**YOUR OBJECTIVE:** Lines containing the word "What" should be extracted in full.
SUPPLIED RECORDS start
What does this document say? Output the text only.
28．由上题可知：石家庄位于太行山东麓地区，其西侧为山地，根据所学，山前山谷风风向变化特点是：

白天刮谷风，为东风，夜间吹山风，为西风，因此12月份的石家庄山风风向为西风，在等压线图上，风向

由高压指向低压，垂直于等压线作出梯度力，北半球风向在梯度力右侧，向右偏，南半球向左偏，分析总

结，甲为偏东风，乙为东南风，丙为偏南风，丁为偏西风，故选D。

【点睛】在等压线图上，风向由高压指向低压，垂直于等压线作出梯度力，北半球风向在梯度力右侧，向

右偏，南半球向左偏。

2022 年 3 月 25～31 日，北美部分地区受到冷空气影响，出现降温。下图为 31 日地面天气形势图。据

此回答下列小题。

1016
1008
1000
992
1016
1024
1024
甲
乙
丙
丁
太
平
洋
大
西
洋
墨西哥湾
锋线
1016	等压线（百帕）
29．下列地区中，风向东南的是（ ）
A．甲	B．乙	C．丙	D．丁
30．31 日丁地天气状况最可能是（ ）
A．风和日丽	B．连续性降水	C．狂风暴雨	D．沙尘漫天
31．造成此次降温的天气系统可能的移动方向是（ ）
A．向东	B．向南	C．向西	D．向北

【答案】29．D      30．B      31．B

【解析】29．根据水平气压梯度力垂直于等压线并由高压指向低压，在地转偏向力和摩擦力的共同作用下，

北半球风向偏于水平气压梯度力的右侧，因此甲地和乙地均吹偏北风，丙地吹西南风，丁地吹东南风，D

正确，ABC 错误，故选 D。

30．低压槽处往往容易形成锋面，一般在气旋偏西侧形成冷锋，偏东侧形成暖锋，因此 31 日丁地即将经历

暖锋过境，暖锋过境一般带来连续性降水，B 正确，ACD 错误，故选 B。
SUPPLIED RECORDS end
SUPPLIED RECORDS start
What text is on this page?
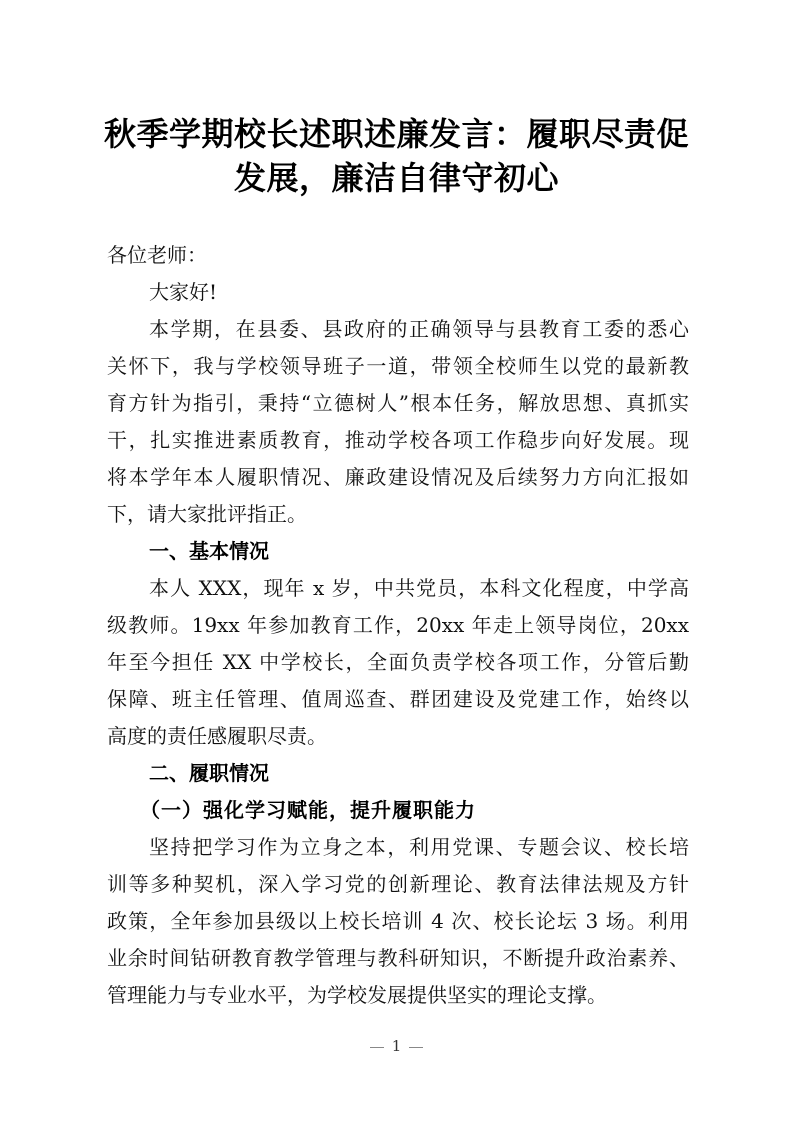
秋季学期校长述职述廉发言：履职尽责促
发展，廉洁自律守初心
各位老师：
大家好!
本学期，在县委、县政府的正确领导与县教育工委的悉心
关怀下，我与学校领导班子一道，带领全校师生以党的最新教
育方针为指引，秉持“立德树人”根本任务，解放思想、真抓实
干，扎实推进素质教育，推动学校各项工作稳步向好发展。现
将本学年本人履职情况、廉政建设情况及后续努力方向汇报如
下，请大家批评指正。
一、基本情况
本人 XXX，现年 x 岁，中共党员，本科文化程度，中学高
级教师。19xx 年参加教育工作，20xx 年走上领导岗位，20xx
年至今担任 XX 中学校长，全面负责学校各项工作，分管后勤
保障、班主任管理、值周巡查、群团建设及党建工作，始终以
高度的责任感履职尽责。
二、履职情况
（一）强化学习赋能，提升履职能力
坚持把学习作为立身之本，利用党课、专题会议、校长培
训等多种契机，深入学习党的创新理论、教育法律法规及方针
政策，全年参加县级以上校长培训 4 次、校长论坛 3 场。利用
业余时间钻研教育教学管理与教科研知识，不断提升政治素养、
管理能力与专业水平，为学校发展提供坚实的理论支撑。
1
SUPPLIED RECORDS end
SUPPLIED RECORDS start
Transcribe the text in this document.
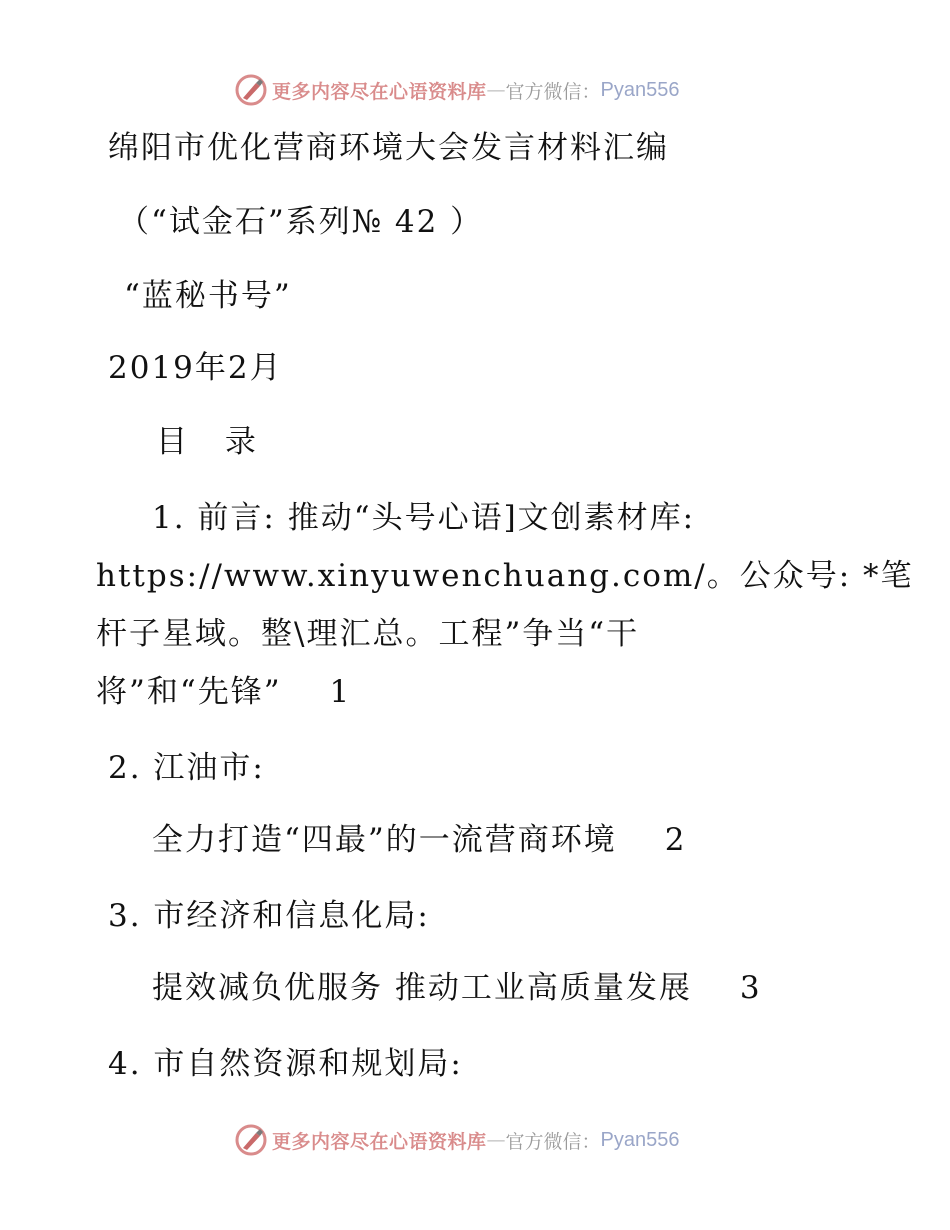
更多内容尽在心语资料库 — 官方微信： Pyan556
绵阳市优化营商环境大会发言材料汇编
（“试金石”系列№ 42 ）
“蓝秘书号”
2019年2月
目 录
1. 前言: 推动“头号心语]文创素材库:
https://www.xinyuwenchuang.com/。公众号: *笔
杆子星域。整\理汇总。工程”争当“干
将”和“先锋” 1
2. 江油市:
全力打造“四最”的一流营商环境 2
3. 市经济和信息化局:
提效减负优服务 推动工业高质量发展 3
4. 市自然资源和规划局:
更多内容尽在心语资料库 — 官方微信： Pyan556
SUPPLIED RECORDS end
**TASK RESPONSE:**
What does this document say? Output the text only.
What text is on this page?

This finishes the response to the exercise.